→ **Work to do**: Would you transcribe the listing that follows, character for character, and omit its images?

[Extracted data entries]
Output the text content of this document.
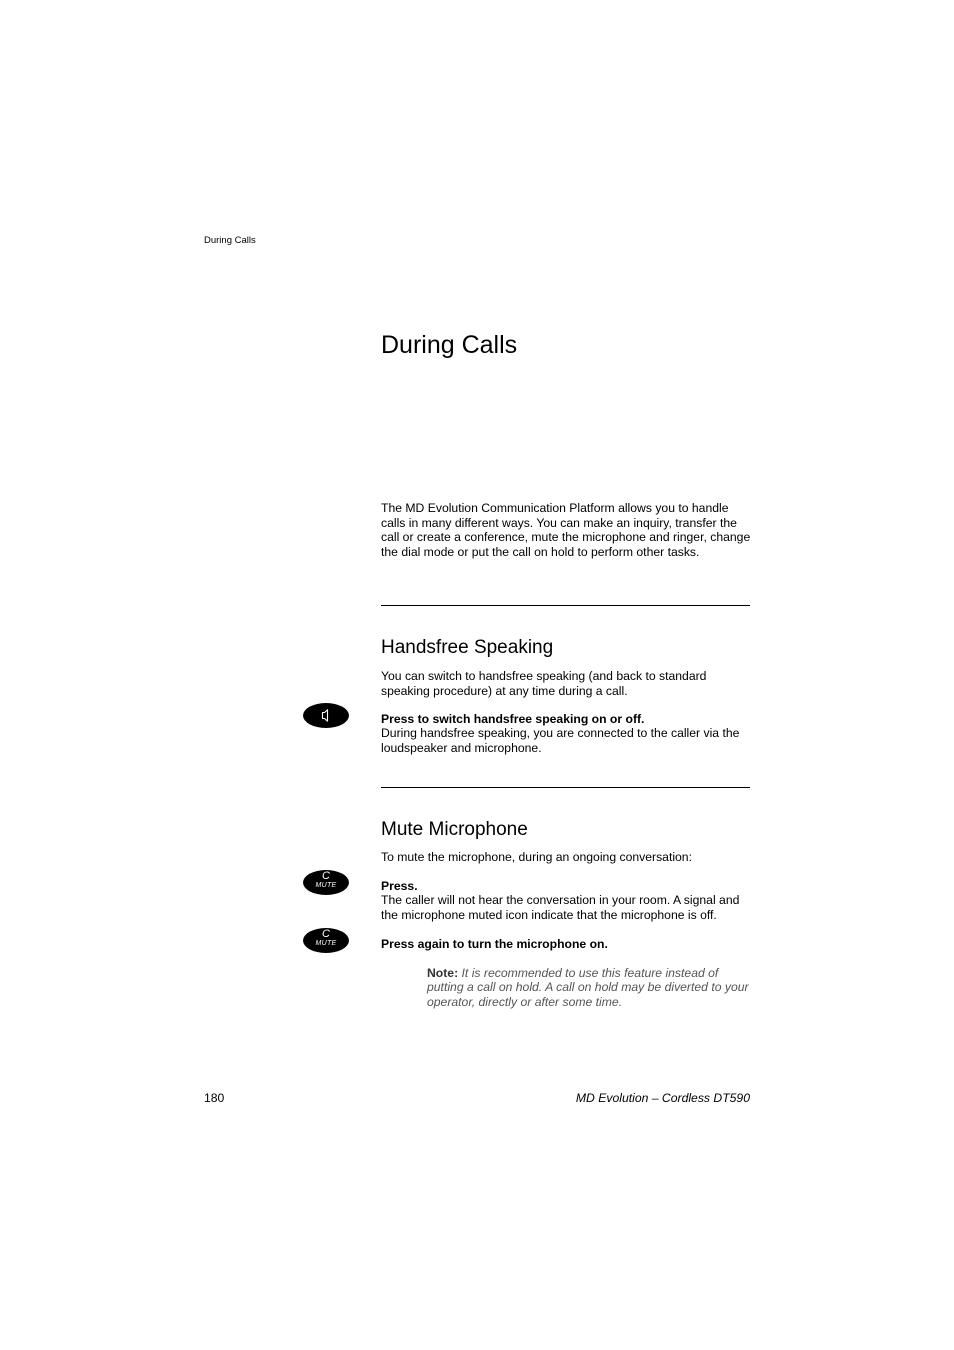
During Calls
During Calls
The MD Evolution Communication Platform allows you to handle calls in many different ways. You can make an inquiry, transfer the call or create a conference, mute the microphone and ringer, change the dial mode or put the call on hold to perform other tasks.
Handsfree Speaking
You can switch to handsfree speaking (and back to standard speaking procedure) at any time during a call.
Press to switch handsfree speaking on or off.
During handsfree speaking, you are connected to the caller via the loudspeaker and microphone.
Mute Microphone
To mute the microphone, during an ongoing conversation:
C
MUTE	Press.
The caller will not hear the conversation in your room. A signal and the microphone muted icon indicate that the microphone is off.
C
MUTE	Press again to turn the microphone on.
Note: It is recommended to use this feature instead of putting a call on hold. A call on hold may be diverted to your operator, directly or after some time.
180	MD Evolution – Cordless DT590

→ **Solution to this task**:
Output the text content of this document.
During Calls
During Calls
The MD Evolution Communication Platform allows you to handle calls in many different ways. You can make an inquiry, transfer the call or create a conference, mute the microphone and ringer, change the dial mode or put the call on hold to perform other tasks.
Handsfree Speaking
You can switch to handsfree speaking (and back to standard speaking procedure) at any time during a call.
Press to switch handsfree speaking on or off.
During handsfree speaking, you are connected to the caller via the loudspeaker and microphone.
Mute Microphone
To mute the microphone, during an ongoing conversation:
C
MUTE	Press.
The caller will not hear the conversation in your room. A signal and the microphone muted icon indicate that the microphone is off.
C
MUTE	Press again to turn the microphone on.
Note: It is recommended to use this feature instead of putting a call on hold. A call on hold may be diverted to your operator, directly or after some time.
180	MD Evolution – Cordless DT590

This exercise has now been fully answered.